Objective: Copy each line that contains the word "calendar".

(Items listed in a dataset)

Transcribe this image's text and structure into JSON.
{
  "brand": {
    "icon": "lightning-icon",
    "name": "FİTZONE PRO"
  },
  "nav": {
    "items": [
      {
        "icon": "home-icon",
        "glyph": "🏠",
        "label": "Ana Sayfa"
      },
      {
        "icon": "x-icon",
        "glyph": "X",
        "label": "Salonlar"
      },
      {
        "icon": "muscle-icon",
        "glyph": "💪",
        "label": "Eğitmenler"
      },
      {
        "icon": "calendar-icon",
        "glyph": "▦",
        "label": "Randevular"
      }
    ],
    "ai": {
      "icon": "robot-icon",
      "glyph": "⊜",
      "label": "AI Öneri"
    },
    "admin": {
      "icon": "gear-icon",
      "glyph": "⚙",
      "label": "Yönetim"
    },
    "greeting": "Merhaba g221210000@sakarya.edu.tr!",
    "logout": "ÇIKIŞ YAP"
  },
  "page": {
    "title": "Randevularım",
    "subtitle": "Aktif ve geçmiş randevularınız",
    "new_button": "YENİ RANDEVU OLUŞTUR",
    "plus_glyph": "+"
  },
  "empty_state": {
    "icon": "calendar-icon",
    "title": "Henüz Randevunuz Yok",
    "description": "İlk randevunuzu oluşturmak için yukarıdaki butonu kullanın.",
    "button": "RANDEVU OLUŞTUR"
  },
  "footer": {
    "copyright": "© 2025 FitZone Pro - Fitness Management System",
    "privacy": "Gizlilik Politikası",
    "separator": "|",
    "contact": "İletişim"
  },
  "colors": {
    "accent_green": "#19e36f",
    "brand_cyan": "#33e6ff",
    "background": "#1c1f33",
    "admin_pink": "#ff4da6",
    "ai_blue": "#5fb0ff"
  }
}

Solution to this problem:
        "icon": "calendar-icon",
    "icon": "calendar-icon",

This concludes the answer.